▶ [Job]
Restate the entire listing word for word.

▶ [Data shown]
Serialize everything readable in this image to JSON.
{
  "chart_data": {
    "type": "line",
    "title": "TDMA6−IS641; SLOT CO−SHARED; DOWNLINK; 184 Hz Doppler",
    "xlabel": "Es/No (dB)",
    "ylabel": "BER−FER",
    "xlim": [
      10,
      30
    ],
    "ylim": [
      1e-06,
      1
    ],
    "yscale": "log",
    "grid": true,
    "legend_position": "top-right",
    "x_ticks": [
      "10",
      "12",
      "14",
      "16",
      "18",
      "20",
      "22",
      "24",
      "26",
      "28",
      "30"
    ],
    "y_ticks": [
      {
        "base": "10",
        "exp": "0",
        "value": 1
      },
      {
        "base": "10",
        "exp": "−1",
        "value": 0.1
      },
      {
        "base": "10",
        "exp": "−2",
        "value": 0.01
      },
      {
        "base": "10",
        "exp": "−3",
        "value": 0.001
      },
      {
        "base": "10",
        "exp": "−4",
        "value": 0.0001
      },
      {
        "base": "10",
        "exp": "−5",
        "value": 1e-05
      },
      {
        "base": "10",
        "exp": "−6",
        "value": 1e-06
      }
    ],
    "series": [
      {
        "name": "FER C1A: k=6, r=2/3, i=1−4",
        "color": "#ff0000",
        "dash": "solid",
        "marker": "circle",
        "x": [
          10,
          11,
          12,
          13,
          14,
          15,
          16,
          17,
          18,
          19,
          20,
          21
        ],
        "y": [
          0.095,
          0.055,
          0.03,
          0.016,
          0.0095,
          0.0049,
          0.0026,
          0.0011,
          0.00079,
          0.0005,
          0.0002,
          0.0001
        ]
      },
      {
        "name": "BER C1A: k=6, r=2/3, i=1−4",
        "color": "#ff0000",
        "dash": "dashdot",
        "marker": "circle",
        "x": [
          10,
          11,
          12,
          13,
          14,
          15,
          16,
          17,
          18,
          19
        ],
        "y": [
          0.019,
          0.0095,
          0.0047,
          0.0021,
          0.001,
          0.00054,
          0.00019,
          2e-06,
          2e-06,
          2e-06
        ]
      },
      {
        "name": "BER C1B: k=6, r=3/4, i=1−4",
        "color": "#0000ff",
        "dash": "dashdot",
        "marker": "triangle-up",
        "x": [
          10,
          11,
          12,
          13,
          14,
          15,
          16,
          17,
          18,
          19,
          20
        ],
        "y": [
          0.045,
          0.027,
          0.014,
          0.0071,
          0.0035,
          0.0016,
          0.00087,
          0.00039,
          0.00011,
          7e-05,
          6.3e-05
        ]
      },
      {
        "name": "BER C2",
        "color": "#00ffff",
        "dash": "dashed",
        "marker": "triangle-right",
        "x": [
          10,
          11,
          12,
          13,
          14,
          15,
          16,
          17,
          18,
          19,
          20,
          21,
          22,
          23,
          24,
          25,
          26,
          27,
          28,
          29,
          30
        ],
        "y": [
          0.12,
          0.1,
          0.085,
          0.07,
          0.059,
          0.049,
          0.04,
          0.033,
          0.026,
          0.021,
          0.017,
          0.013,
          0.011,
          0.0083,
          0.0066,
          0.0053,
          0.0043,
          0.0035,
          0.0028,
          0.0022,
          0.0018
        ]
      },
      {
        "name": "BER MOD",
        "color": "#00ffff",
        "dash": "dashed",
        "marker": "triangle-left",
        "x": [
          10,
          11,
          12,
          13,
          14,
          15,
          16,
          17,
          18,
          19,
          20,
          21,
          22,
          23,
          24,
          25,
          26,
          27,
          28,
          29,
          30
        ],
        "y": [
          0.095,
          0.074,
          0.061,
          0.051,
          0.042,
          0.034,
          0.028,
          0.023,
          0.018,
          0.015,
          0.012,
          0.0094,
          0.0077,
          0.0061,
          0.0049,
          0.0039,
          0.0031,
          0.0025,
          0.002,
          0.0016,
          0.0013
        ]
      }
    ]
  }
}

▶ [Response to the exercise]
Serialize everything readable in this image to JSON.
{
  "chart_data": {
    "type": "line",
    "title": "TDMA6−IS641; SLOT CO−SHARED; DOWNLINK; 184 Hz Doppler",
    "xlabel": "Es/No (dB)",
    "ylabel": "BER−FER",
    "xlim": [
      10,
      30
    ],
    "ylim": [
      1e-06,
      1
    ],
    "yscale": "log",
    "grid": true,
    "legend_position": "top-right",
    "x_ticks": [
      "10",
      "12",
      "14",
      "16",
      "18",
      "20",
      "22",
      "24",
      "26",
      "28",
      "30"
    ],
    "y_ticks": [
      {
        "base": "10",
        "exp": "0",
        "value": 1
      },
      {
        "base": "10",
        "exp": "−1",
        "value": 0.1
      },
      {
        "base": "10",
        "exp": "−2",
        "value": 0.01
      },
      {
        "base": "10",
        "exp": "−3",
        "value": 0.001
      },
      {
        "base": "10",
        "exp": "−4",
        "value": 0.0001
      },
      {
        "base": "10",
        "exp": "−5",
        "value": 1e-05
      },
      {
        "base": "10",
        "exp": "−6",
        "value": 1e-06
      }
    ],
    "series": [
      {
        "name": "FER C1A: k=6, r=2/3, i=1−4",
        "color": "#ff0000",
        "dash": "solid",
        "marker": "circle",
        "x": [
          10,
          11,
          12,
          13,
          14,
          15,
          16,
          17,
          18,
          19,
          20,
          21
        ],
        "y": [
          0.095,
          0.055,
          0.03,
          0.016,
          0.0095,
          0.0049,
          0.0026,
          0.0011,
          0.00079,
          0.0005,
          0.0002,
          0.0001
        ]
      },
      {
        "name": "BER C1A: k=6, r=2/3, i=1−4",
        "color": "#ff0000",
        "dash": "dashdot",
        "marker": "circle",
        "x": [
          10,
          11,
          12,
          13,
          14,
          15,
          16,
          17,
          18,
          19
        ],
        "y": [
          0.019,
          0.0095,
          0.0047,
          0.0021,
          0.001,
          0.00054,
          0.00019,
          2e-06,
          2e-06,
          2e-06
        ]
      },
      {
        "name": "BER C1B: k=6, r=3/4, i=1−4",
        "color": "#0000ff",
        "dash": "dashdot",
        "marker": "triangle-up",
        "x": [
          10,
          11,
          12,
          13,
          14,
          15,
          16,
          17,
          18,
          19,
          20
        ],
        "y": [
          0.045,
          0.027,
          0.014,
          0.0071,
          0.0035,
          0.0016,
          0.00087,
          0.00039,
          0.00011,
          7e-05,
          6.3e-05
        ]
      },
      {
        "name": "BER C2",
        "color": "#00ffff",
        "dash": "dashed",
        "marker": "triangle-right",
        "x": [
          10,
          11,
          12,
          13,
          14,
          15,
          16,
          17,
          18,
          19,
          20,
          21,
          22,
          23,
          24,
          25,
          26,
          27,
          28,
          29,
          30
        ],
        "y": [
          0.12,
          0.1,
          0.085,
          0.07,
          0.059,
          0.049,
          0.04,
          0.033,
          0.026,
          0.021,
          0.017,
          0.013,
          0.011,
          0.0083,
          0.0066,
          0.0053,
          0.0043,
          0.0035,
          0.0028,
          0.0022,
          0.0018
        ]
      },
      {
        "name": "BER MOD",
        "color": "#00ffff",
        "dash": "dashed",
        "marker": "triangle-left",
        "x": [
          10,
          11,
          12,
          13,
          14,
          15,
          16,
          17,
          18,
          19,
          20,
          21,
          22,
          23,
          24,
          25,
          26,
          27,
          28,
          29,
          30
        ],
        "y": [
          0.095,
          0.074,
          0.061,
          0.051,
          0.042,
          0.034,
          0.028,
          0.023,
          0.018,
          0.015,
          0.012,
          0.0094,
          0.0077,
          0.0061,
          0.0049,
          0.0039,
          0.0031,
          0.0025,
          0.002,
          0.0016,
          0.0013
        ]
      }
    ]
  }
}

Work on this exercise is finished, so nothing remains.